* PROMPT: Pick out each line containing the string "their".

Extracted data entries

= = = = =

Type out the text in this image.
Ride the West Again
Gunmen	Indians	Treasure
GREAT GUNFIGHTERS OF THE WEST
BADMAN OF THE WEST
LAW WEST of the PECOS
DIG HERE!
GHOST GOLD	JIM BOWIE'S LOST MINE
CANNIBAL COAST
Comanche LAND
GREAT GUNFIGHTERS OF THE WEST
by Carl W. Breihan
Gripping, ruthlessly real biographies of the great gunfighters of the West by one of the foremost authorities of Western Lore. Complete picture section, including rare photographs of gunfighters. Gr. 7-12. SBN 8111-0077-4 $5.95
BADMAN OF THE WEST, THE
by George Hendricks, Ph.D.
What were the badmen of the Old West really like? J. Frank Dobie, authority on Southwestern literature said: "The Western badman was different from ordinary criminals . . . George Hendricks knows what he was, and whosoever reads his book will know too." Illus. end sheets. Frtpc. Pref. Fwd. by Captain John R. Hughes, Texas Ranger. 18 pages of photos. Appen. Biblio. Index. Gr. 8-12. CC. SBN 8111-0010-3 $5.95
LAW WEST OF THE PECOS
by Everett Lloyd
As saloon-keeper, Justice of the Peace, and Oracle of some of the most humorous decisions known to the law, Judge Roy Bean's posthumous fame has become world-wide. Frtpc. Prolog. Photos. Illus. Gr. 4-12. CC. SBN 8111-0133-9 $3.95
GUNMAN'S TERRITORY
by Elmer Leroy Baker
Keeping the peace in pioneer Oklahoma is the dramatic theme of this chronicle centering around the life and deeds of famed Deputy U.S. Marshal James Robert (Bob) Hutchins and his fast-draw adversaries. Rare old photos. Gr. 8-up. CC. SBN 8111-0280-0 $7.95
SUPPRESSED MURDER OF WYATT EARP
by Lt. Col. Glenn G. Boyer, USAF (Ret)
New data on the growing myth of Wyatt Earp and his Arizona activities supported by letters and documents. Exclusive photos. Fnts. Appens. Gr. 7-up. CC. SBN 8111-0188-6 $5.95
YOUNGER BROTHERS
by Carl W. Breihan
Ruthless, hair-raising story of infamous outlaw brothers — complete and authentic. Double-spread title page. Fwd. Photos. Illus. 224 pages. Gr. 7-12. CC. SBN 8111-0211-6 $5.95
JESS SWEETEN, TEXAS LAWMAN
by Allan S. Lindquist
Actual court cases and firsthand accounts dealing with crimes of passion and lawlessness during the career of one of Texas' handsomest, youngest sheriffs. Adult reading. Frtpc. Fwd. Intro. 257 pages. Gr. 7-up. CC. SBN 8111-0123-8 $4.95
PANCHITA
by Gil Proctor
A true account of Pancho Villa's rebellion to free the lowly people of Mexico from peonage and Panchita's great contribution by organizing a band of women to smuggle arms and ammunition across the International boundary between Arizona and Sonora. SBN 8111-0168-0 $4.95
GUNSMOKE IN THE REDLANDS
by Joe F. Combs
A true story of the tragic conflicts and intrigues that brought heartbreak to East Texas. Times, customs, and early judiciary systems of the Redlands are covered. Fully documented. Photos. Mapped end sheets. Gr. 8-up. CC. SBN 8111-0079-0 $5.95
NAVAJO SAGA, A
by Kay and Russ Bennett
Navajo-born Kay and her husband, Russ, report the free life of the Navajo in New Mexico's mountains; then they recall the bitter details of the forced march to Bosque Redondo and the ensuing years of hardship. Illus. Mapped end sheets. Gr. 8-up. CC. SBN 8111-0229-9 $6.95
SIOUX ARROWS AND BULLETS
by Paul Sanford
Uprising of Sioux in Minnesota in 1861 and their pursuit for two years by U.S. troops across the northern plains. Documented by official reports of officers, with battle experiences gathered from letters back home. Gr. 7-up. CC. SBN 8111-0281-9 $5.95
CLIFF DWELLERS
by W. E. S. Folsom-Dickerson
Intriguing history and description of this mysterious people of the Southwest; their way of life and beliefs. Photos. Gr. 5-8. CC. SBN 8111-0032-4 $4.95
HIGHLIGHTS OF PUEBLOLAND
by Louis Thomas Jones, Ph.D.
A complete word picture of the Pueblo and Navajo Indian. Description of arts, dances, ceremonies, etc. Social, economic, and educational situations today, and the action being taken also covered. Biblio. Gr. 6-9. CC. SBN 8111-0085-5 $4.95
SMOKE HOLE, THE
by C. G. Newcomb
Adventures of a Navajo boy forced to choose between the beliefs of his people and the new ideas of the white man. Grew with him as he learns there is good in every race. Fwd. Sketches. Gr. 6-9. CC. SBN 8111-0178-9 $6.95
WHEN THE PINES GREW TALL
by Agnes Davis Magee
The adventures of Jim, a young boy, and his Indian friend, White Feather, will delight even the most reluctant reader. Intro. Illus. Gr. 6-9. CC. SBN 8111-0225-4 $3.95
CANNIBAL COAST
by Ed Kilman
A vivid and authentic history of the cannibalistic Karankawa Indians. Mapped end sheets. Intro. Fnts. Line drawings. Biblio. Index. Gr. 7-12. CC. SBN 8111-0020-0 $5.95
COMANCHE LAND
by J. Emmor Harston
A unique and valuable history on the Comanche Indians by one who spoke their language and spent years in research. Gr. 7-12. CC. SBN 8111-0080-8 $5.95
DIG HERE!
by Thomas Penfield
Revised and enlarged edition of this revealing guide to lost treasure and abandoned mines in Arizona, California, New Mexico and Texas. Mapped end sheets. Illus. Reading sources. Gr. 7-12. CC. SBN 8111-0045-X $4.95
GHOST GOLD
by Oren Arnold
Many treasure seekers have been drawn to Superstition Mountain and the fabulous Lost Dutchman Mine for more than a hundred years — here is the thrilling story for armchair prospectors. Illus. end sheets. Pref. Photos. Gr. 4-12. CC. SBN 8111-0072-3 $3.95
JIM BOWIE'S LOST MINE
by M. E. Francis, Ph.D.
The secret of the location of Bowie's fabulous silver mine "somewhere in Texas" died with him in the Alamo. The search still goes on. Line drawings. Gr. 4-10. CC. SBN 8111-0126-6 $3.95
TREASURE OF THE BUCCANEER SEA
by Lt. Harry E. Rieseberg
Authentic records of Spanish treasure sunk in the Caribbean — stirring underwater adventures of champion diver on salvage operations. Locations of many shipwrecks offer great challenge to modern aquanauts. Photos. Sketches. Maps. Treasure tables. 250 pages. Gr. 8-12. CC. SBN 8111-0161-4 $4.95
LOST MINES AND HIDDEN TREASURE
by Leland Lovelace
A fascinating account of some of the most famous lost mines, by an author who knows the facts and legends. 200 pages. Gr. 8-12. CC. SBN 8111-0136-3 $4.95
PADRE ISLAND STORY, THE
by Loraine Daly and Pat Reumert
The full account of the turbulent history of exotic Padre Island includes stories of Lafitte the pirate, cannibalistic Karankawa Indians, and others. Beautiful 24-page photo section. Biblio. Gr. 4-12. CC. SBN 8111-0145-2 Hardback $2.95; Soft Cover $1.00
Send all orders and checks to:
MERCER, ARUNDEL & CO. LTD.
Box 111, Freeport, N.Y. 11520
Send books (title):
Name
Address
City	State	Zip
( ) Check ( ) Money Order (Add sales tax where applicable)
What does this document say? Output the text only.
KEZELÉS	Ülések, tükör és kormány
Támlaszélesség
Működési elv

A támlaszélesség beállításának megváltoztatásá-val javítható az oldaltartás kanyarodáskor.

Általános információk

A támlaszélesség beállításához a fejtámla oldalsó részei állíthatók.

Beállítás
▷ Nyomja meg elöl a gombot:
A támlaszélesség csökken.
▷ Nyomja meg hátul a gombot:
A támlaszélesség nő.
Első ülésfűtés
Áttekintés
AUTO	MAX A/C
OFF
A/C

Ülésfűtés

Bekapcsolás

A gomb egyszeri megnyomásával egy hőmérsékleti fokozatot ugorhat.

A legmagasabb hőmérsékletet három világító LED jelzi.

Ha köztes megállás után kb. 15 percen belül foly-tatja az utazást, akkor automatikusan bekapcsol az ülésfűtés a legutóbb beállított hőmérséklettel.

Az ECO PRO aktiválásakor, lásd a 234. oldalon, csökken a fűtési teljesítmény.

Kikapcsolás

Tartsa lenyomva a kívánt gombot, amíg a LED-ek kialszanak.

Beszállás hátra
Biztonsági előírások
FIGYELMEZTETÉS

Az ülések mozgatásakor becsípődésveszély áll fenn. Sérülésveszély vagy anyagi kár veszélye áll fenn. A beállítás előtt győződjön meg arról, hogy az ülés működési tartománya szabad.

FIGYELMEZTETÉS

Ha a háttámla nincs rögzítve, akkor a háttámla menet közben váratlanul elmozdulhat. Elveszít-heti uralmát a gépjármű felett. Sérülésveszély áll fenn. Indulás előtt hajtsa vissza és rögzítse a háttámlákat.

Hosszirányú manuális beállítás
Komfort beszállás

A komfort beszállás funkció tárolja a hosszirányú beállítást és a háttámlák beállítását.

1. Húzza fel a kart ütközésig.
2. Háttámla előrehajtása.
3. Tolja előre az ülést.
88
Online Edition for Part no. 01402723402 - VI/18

= = = = =

* RESPONSE TO THE TASK:
Uprising of Sioux in Minnesota in 1861 and their pursuit for two years by U.S. troops across the northern plains. Documented by official reports of officers, with battle experiences gathered from letters back home. Gr. 7-up. CC. SBN 8111-0281-9 $5.95
Intriguing history and description of this mysterious people of the Southwest; their way of life and beliefs. Photos. Gr. 5-8. CC. SBN 8111-0032-4 $4.95
A unique and valuable history on the Comanche Indians by one who spoke their language and spent years in research. Gr. 7-12. CC. SBN 8111-0080-8 $5.95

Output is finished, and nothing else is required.